# Exercise description
Only the number is wanted: how many lines hold the word "from"?
——————
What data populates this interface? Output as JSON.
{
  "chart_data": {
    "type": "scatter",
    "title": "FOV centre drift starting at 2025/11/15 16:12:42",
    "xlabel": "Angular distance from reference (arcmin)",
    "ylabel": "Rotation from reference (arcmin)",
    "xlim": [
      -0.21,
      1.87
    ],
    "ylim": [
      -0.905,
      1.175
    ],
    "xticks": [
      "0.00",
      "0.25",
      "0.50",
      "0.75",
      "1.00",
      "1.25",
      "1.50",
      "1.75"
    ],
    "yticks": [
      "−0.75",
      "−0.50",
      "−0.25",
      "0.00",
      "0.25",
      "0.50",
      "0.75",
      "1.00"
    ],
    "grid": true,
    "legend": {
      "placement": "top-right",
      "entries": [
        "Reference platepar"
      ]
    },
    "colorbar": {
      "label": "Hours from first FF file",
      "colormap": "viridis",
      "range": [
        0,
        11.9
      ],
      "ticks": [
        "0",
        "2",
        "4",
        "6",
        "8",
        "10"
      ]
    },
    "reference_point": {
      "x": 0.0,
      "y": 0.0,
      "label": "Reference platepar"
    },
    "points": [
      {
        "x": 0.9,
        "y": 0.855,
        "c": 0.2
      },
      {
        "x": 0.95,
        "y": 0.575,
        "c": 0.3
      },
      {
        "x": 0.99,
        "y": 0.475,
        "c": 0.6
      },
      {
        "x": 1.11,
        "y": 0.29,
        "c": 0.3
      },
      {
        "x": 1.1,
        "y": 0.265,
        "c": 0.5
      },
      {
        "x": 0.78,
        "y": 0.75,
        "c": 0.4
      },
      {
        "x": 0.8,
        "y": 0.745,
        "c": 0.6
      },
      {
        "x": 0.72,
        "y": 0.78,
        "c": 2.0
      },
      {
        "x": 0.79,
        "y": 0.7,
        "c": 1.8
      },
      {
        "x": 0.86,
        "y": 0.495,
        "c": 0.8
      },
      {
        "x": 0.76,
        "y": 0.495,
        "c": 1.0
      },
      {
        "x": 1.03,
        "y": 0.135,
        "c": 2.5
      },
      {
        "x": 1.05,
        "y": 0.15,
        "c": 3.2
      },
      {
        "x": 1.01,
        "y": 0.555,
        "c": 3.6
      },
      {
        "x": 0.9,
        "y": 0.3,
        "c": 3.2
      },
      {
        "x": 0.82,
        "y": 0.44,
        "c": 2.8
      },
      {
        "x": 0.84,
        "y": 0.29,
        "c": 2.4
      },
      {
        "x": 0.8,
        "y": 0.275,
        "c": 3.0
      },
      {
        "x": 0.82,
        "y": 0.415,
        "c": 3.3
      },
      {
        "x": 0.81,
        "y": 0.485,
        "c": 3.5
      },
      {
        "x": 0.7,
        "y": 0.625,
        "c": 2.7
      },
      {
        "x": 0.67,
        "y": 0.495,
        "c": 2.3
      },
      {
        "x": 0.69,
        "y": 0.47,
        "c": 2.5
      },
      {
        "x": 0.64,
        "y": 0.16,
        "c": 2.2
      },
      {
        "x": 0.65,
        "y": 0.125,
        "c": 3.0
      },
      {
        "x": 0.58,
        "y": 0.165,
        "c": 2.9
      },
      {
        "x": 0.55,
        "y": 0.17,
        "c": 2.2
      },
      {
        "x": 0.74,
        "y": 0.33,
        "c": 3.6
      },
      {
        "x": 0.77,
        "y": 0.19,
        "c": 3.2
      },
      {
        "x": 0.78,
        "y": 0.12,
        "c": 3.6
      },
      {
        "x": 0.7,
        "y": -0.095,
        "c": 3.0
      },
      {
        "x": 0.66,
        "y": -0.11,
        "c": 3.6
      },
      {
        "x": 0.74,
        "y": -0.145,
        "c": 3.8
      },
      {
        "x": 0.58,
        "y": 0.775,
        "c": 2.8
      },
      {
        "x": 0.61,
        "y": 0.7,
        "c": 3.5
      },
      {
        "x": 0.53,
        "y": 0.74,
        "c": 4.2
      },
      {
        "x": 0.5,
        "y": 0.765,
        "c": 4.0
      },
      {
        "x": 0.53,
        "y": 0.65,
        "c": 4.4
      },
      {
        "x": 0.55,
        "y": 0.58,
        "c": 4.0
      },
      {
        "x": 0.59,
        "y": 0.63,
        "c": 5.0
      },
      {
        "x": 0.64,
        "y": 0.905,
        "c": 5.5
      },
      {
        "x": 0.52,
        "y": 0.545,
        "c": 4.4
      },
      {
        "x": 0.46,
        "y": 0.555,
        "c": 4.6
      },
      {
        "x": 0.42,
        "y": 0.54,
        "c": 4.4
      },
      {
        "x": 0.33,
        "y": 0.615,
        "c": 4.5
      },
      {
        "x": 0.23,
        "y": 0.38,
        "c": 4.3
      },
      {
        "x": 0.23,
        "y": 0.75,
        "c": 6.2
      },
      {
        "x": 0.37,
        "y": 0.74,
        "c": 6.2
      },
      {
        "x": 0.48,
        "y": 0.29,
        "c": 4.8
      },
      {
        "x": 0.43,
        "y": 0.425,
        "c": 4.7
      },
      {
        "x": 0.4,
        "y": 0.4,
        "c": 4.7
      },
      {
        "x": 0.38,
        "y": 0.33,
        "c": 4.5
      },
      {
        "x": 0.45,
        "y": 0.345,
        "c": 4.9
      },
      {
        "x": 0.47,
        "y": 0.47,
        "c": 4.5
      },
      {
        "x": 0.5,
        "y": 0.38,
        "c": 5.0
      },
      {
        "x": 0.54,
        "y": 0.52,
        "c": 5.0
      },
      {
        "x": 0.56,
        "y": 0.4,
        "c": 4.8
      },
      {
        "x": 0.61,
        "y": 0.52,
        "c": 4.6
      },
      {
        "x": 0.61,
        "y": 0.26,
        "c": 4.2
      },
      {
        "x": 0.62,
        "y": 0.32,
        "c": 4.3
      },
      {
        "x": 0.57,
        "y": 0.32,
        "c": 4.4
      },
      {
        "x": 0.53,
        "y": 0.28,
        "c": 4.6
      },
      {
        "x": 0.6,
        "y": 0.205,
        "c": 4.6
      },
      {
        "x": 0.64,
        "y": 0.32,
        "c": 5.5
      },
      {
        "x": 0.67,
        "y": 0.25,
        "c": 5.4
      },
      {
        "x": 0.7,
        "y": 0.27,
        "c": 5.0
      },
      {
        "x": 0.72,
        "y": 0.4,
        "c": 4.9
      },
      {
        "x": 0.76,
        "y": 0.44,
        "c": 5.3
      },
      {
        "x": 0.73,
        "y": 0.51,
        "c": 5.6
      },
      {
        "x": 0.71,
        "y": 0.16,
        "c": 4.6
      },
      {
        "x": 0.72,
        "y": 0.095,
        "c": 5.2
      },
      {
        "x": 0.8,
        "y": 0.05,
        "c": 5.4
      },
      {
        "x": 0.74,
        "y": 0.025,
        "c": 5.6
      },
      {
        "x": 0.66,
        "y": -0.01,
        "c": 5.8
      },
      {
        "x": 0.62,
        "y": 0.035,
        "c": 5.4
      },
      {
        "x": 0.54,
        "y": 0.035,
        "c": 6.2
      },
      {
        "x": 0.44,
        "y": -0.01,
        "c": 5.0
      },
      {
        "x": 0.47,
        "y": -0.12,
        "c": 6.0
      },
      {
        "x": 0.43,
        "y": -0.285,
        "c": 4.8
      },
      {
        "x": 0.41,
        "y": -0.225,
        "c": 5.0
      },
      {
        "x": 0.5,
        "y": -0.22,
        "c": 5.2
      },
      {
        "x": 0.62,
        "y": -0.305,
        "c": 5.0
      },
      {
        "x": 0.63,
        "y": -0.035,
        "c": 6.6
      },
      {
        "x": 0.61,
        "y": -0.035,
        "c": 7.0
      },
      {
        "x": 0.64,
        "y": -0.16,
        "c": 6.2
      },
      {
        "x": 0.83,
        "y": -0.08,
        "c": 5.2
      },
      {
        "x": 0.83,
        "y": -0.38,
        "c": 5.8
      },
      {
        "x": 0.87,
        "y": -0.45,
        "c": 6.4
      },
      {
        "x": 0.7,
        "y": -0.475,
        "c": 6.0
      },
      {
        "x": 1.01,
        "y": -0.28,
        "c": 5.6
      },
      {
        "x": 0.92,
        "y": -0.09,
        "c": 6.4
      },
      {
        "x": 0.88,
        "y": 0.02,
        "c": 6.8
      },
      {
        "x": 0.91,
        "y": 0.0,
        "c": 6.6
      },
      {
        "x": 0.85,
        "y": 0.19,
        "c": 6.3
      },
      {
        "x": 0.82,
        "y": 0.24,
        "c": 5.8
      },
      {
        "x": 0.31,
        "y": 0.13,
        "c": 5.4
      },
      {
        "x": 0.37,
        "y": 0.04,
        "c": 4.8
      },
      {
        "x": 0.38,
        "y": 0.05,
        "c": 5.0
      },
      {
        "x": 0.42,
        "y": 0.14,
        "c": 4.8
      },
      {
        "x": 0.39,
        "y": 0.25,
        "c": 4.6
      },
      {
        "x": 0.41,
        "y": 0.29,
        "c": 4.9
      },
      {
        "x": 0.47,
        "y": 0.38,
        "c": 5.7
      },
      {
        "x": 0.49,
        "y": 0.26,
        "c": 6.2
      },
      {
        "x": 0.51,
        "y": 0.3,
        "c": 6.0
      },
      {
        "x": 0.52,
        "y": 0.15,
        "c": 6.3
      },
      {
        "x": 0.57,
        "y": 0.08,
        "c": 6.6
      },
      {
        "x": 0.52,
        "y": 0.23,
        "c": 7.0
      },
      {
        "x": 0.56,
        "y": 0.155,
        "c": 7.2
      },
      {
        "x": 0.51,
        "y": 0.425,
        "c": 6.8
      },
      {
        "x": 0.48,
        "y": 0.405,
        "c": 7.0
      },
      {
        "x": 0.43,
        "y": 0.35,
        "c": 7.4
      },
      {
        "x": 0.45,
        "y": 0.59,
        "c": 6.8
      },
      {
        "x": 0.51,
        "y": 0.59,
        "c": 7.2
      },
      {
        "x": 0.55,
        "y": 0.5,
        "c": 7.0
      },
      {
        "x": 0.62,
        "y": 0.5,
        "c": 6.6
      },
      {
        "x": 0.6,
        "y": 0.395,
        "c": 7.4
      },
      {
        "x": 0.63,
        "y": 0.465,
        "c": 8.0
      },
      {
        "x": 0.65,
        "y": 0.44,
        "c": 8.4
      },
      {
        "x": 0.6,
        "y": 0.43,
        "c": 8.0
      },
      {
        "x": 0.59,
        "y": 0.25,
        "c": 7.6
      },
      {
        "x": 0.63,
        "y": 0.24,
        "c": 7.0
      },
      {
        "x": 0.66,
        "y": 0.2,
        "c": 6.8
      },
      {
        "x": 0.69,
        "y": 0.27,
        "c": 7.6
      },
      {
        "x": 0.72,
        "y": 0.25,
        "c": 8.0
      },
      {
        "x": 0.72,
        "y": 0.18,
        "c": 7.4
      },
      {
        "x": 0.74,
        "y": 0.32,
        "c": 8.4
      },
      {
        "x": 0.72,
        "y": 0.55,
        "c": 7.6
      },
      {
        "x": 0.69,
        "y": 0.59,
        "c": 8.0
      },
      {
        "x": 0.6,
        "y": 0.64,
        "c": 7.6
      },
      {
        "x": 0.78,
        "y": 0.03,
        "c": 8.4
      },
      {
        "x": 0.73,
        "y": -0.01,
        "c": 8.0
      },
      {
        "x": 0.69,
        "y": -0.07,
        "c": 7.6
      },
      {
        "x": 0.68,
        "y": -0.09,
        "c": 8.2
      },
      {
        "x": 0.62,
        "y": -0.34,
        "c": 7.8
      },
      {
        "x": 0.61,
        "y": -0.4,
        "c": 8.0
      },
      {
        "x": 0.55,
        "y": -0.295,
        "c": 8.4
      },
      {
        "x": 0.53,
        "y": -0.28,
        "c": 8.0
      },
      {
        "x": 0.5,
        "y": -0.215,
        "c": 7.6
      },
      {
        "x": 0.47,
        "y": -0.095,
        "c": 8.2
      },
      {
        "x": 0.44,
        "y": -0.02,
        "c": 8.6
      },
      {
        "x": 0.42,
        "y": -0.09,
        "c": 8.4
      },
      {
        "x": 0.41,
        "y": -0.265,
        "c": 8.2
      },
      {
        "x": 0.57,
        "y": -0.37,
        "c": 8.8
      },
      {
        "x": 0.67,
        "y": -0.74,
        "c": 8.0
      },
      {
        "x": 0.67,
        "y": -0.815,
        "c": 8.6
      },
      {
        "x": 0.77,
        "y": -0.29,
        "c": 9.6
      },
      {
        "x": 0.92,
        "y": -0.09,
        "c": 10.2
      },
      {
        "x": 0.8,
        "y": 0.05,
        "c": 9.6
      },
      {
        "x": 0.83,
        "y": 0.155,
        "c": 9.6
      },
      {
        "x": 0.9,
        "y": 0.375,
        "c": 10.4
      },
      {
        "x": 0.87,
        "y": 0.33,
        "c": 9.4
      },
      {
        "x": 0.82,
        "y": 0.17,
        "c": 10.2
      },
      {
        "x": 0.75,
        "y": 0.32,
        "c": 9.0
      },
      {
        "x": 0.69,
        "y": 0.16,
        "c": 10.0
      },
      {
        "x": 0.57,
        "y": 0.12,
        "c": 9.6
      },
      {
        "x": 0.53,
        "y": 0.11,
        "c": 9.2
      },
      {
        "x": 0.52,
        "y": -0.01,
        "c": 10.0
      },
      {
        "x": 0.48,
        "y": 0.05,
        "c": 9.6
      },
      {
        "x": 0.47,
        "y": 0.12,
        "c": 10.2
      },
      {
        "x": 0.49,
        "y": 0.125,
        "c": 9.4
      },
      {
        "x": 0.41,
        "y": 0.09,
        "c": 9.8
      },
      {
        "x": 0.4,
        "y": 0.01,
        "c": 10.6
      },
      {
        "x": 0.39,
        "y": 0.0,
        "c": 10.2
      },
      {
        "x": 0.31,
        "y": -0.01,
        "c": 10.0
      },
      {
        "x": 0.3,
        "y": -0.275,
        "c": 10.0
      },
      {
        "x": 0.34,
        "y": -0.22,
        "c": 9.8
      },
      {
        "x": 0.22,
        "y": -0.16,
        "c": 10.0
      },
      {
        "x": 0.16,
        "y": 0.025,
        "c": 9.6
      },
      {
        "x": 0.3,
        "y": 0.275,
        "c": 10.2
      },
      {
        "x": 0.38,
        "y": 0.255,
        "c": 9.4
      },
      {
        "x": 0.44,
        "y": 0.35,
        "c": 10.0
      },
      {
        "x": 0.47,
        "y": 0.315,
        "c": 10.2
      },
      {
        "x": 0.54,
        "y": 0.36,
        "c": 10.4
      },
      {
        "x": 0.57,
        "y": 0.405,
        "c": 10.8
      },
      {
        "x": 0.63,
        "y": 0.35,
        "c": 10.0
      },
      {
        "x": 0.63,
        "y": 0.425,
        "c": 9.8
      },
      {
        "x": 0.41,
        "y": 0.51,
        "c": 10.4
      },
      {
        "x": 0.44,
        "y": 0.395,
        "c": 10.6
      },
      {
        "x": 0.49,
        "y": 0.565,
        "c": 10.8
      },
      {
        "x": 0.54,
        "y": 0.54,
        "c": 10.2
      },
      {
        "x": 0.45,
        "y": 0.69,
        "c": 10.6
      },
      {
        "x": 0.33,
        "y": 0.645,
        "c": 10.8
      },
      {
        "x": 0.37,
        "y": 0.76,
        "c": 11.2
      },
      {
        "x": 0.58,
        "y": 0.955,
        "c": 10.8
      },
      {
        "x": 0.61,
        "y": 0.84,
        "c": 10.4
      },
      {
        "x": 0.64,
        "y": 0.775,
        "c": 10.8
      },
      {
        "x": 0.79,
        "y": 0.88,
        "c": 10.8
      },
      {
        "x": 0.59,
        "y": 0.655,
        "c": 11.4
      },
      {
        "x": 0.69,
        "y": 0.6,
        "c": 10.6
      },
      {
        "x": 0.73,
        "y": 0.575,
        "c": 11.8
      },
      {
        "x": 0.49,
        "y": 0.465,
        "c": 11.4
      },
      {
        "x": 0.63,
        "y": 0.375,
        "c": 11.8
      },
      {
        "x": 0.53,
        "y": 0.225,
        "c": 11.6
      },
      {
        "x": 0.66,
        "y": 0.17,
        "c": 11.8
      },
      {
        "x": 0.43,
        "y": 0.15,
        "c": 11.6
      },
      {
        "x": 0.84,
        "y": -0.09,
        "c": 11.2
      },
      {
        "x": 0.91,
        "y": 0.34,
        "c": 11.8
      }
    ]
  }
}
——————
# The reply
3